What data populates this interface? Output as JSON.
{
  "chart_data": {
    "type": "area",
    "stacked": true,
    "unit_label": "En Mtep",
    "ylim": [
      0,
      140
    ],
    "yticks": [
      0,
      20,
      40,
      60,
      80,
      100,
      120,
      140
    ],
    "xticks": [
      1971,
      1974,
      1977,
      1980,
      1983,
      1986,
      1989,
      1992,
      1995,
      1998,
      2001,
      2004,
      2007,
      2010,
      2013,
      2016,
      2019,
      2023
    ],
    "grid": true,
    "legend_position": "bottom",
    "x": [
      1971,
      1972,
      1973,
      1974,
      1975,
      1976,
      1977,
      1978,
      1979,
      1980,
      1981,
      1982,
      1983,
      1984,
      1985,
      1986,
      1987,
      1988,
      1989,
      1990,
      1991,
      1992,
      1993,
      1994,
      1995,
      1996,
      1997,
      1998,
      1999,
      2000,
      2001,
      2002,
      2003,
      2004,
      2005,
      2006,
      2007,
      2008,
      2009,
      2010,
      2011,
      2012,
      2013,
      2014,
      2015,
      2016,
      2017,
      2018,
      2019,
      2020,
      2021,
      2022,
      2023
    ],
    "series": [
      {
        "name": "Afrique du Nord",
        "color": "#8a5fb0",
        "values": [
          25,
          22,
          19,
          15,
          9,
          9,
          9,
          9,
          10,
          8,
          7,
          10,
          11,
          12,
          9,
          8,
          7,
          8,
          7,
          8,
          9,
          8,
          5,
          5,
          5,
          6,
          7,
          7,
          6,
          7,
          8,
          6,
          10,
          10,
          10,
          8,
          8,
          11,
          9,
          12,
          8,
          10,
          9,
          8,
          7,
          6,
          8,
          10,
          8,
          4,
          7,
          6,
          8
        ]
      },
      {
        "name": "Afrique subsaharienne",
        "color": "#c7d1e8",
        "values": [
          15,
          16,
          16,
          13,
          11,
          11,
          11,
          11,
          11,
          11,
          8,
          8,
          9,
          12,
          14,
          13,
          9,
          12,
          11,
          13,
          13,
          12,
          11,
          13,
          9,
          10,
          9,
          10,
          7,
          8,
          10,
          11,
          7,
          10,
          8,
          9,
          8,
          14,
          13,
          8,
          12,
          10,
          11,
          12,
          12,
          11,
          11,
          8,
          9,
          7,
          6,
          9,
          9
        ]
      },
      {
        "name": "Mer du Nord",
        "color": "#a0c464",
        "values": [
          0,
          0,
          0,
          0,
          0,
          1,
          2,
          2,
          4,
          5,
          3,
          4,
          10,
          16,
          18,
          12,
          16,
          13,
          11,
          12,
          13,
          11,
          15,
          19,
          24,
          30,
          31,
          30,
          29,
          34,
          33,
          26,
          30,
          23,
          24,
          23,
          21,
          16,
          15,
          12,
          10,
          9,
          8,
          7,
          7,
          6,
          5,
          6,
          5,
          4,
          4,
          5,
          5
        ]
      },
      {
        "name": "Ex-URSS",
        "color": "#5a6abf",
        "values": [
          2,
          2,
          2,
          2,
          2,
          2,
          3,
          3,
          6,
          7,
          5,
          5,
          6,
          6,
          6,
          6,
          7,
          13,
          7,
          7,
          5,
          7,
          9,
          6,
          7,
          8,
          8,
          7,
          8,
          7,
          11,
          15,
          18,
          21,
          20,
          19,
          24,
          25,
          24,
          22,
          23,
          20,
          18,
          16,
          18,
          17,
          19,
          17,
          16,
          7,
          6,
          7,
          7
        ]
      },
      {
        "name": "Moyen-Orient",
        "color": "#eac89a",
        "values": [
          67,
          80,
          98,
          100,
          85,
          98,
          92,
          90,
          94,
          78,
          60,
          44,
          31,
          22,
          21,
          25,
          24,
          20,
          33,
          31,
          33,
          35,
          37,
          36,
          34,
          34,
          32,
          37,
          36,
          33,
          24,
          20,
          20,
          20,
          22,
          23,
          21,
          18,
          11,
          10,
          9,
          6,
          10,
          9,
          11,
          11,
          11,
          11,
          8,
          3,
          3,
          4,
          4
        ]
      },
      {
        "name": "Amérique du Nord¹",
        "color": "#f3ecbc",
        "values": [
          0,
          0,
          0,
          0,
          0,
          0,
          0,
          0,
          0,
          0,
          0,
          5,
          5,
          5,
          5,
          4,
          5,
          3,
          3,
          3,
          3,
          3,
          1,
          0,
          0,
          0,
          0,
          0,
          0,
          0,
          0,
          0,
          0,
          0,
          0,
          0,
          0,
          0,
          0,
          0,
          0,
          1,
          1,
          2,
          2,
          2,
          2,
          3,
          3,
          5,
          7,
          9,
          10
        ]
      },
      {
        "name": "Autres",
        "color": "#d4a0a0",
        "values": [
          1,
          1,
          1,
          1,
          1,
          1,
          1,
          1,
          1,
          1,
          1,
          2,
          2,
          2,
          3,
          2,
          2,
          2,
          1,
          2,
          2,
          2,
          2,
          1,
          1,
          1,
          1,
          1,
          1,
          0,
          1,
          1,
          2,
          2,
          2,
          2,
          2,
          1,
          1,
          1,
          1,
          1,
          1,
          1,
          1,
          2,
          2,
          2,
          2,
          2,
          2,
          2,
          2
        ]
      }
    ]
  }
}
━━━━━━━━
• _EXERCISE INSTRUCTIONS_:
Within the listing above, work out how many lines contain the string "Afrique", and reply with that number only.

• _TASK SOLUTION_:
2